(Dataset excerpts)

::::

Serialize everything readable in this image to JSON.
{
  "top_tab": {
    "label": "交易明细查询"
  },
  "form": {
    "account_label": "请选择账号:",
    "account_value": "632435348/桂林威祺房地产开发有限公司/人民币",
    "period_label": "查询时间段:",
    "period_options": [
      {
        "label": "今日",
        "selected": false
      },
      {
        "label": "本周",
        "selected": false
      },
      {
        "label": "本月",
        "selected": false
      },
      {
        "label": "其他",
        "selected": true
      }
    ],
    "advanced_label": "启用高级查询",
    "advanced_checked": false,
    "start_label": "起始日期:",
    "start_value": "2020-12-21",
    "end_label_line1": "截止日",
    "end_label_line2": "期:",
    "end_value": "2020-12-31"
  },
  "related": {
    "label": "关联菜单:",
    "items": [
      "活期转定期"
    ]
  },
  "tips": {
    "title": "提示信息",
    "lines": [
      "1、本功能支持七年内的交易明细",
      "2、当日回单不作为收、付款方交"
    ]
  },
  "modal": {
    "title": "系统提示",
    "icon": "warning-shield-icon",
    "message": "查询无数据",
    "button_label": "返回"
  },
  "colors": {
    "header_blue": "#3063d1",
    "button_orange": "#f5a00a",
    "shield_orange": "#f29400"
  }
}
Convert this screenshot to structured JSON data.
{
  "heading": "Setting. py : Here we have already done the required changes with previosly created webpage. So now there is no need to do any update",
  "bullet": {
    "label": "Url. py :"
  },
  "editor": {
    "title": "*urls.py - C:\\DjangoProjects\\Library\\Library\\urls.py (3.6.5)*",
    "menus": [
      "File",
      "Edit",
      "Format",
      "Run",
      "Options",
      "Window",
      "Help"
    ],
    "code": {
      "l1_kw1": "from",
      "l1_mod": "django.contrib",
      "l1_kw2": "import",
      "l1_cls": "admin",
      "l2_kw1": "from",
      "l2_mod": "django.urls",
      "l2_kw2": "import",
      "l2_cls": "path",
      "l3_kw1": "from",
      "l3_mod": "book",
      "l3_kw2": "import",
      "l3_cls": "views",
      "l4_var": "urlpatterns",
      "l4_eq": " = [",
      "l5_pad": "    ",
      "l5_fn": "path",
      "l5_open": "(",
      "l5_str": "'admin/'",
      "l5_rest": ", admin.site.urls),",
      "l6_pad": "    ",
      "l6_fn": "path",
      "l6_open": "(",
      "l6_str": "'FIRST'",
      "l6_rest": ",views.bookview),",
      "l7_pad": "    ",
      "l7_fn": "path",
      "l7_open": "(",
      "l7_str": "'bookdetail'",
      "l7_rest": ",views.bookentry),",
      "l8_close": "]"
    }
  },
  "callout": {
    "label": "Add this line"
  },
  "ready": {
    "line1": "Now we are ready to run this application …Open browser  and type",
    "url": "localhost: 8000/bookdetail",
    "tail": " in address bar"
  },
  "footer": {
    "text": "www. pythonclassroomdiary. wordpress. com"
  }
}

::::

_What you should do:_ Take the listing above and write it out again exactly.

_Answer below:_
Serialize everything readable in this image to JSON.
{
  "top_tab": {
    "label": "交易明细查询"
  },
  "form": {
    "account_label": "请选择账号:",
    "account_value": "632435348/桂林威祺房地产开发有限公司/人民币",
    "period_label": "查询时间段:",
    "period_options": [
      {
        "label": "今日",
        "selected": false
      },
      {
        "label": "本周",
        "selected": false
      },
      {
        "label": "本月",
        "selected": false
      },
      {
        "label": "其他",
        "selected": true
      }
    ],
    "advanced_label": "启用高级查询",
    "advanced_checked": false,
    "start_label": "起始日期:",
    "start_value": "2020-12-21",
    "end_label_line1": "截止日",
    "end_label_line2": "期:",
    "end_value": "2020-12-31"
  },
  "related": {
    "label": "关联菜单:",
    "items": [
      "活期转定期"
    ]
  },
  "tips": {
    "title": "提示信息",
    "lines": [
      "1、本功能支持七年内的交易明细",
      "2、当日回单不作为收、付款方交"
    ]
  },
  "modal": {
    "title": "系统提示",
    "icon": "warning-shield-icon",
    "message": "查询无数据",
    "button_label": "返回"
  },
  "colors": {
    "header_blue": "#3063d1",
    "button_orange": "#f5a00a",
    "shield_orange": "#f29400"
  }
}
Convert this screenshot to structured JSON data.
{
  "heading": "Setting. py : Here we have already done the required changes with previosly created webpage. So now there is no need to do any update",
  "bullet": {
    "label": "Url. py :"
  },
  "editor": {
    "title": "*urls.py - C:\\DjangoProjects\\Library\\Library\\urls.py (3.6.5)*",
    "menus": [
      "File",
      "Edit",
      "Format",
      "Run",
      "Options",
      "Window",
      "Help"
    ],
    "code": {
      "l1_kw1": "from",
      "l1_mod": "django.contrib",
      "l1_kw2": "import",
      "l1_cls": "admin",
      "l2_kw1": "from",
      "l2_mod": "django.urls",
      "l2_kw2": "import",
      "l2_cls": "path",
      "l3_kw1": "from",
      "l3_mod": "book",
      "l3_kw2": "import",
      "l3_cls": "views",
      "l4_var": "urlpatterns",
      "l4_eq": " = [",
      "l5_pad": "    ",
      "l5_fn": "path",
      "l5_open": "(",
      "l5_str": "'admin/'",
      "l5_rest": ", admin.site.urls),",
      "l6_pad": "    ",
      "l6_fn": "path",
      "l6_open": "(",
      "l6_str": "'FIRST'",
      "l6_rest": ",views.bookview),",
      "l7_pad": "    ",
      "l7_fn": "path",
      "l7_open": "(",
      "l7_str": "'bookdetail'",
      "l7_rest": ",views.bookentry),",
      "l8_close": "]"
    }
  },
  "callout": {
    "label": "Add this line"
  },
  "ready": {
    "line1": "Now we are ready to run this application …Open browser  and type",
    "url": "localhost: 8000/bookdetail",
    "tail": " in address bar"
  },
  "footer": {
    "text": "www. pythonclassroomdiary. wordpress. com"
  }
}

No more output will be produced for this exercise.